■ The task
Transcribe the records below exactly, leaving out any pictures.

■ Data shown
* start *

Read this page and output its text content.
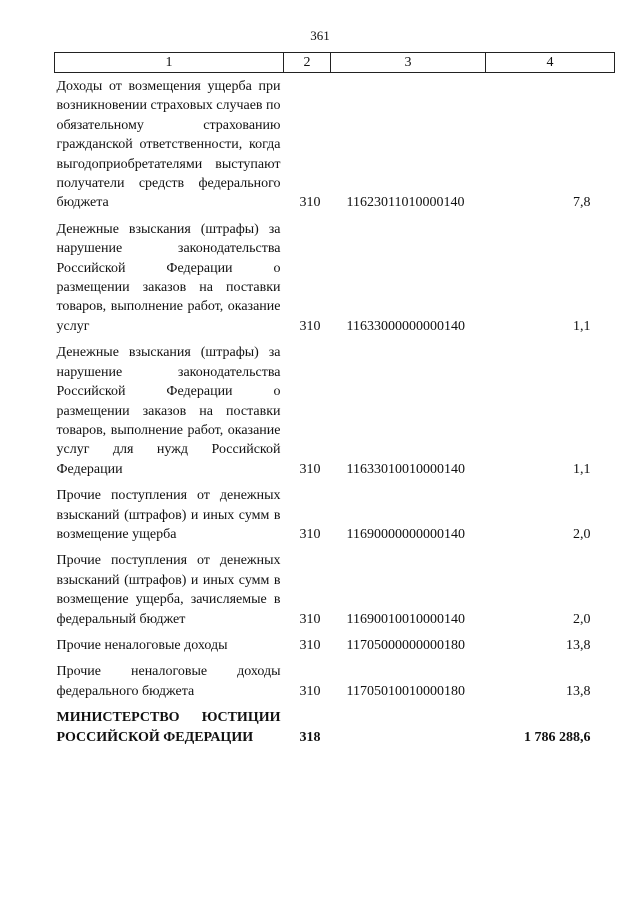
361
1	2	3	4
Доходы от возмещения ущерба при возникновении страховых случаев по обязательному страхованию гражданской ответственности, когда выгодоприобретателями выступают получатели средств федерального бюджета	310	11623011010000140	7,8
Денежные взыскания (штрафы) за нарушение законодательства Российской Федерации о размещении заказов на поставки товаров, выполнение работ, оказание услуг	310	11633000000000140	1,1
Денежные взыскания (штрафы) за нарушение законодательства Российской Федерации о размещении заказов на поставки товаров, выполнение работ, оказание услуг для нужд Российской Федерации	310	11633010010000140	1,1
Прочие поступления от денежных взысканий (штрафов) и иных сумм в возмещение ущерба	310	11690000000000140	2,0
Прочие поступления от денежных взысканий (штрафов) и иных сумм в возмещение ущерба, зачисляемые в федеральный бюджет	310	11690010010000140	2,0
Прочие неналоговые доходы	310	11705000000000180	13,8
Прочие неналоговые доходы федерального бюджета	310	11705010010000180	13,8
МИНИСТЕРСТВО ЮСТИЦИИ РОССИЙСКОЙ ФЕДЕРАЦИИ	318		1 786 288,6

* end *

■ Expected answer
Read this page and output its text content.
361
1	2	3	4
Доходы от возмещения ущерба при возникновении страховых случаев по обязательному страхованию гражданской ответственности, когда выгодоприобретателями выступают получатели средств федерального бюджета	310	11623011010000140	7,8
Денежные взыскания (штрафы) за нарушение законодательства Российской Федерации о размещении заказов на поставки товаров, выполнение работ, оказание услуг	310	11633000000000140	1,1
Денежные взыскания (штрафы) за нарушение законодательства Российской Федерации о размещении заказов на поставки товаров, выполнение работ, оказание услуг для нужд Российской Федерации	310	11633010010000140	1,1
Прочие поступления от денежных взысканий (штрафов) и иных сумм в возмещение ущерба	310	11690000000000140	2,0
Прочие поступления от денежных взысканий (штрафов) и иных сумм в возмещение ущерба, зачисляемые в федеральный бюджет	310	11690010010000140	2,0
Прочие неналоговые доходы	310	11705000000000180	13,8
Прочие неналоговые доходы федерального бюджета	310	11705010010000180	13,8
МИНИСТЕРСТВО ЮСТИЦИИ РОССИЙСКОЙ ФЕДЕРАЦИИ	318		1 786 288,6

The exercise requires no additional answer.